[Figure contents as structured data]
········
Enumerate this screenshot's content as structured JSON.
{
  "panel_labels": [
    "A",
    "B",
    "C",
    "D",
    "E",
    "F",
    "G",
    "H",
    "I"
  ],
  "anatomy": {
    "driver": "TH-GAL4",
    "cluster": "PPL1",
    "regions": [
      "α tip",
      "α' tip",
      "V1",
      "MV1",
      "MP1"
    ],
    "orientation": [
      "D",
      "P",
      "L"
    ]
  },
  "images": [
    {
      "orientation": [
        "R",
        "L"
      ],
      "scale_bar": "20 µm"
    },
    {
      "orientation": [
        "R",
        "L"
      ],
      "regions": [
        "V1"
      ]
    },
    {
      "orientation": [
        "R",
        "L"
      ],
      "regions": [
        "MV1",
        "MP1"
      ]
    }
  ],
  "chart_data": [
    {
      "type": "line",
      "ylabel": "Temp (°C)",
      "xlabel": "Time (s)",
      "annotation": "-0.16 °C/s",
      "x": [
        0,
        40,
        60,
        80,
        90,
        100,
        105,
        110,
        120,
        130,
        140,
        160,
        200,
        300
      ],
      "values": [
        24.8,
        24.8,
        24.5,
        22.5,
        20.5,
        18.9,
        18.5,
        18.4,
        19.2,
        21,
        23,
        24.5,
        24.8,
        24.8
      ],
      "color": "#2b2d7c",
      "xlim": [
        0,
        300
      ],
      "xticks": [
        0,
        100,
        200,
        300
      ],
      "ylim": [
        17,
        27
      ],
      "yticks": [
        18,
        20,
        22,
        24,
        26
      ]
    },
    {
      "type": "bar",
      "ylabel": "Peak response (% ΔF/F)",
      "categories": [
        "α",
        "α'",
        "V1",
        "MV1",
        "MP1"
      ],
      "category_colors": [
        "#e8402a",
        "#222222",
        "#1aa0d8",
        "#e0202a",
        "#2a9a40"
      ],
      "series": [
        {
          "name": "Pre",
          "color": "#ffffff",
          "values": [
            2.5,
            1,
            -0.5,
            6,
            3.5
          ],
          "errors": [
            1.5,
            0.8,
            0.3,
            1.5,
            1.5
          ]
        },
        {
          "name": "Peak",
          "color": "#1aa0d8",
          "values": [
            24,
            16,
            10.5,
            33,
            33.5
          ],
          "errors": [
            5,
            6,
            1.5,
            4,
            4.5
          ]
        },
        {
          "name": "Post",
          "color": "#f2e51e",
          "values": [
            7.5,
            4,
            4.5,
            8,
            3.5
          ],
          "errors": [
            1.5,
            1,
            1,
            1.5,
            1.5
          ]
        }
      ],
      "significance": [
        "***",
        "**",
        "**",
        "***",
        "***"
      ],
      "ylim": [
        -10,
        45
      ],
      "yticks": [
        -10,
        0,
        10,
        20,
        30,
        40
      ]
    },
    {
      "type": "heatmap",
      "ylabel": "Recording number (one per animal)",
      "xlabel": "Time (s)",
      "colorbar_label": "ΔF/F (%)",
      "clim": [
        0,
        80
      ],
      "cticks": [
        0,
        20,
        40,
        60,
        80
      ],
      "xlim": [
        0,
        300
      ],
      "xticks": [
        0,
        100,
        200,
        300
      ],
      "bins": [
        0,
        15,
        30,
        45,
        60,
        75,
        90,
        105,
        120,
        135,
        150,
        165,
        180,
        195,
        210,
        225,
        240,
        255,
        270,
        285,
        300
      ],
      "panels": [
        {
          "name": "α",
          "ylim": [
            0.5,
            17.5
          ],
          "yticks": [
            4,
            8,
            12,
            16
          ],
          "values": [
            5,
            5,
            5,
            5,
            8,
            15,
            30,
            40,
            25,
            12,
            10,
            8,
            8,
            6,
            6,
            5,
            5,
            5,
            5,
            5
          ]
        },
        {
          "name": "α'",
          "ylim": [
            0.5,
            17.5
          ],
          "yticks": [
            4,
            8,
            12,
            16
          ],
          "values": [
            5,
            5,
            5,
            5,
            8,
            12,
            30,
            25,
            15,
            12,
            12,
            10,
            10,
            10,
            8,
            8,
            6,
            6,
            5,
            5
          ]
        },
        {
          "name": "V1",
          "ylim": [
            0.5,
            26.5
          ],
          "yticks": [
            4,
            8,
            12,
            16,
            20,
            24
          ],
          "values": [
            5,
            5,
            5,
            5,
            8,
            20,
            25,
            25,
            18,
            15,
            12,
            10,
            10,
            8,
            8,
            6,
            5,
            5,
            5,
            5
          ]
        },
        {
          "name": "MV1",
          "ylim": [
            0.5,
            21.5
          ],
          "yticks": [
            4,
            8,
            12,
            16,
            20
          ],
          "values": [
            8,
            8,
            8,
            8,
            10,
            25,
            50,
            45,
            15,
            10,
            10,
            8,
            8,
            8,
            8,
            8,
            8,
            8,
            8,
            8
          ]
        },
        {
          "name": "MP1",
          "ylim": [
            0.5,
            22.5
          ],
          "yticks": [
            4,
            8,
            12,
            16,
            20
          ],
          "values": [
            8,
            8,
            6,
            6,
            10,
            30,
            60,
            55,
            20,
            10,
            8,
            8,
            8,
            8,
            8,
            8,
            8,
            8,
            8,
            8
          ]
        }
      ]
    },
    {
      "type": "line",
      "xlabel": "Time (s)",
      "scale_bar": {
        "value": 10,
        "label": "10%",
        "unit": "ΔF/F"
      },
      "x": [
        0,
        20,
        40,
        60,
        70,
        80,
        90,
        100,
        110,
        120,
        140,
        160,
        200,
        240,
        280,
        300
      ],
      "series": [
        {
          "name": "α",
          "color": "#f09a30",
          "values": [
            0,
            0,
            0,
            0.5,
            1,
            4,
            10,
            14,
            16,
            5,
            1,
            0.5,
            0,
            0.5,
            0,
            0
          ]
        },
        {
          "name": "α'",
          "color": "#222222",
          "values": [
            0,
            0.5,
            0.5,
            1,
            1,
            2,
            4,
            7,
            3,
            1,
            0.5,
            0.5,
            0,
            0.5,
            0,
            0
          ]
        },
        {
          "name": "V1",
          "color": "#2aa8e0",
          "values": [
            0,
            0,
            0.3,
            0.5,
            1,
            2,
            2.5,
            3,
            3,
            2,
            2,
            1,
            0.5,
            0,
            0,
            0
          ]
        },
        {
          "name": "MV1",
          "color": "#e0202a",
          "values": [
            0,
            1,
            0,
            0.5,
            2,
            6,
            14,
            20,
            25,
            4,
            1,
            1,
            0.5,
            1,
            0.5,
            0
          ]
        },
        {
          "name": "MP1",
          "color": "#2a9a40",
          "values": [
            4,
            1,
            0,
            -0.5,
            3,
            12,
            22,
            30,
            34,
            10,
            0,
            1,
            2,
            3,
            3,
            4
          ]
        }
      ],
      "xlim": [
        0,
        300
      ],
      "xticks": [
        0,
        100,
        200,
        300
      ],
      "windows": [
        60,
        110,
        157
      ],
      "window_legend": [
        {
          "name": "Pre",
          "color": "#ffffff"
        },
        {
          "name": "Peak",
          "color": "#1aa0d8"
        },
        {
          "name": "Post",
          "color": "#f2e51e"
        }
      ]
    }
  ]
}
········
TASK INSTRUCTIONS: Filter the entries above down to the lines containing the word "ylabel".

EXERCISE RESULT:
      "ylabel": "Temp (°C)",
      "ylabel": "Peak response (% ΔF/F)",
      "ylabel": "Recording number (one per animal)",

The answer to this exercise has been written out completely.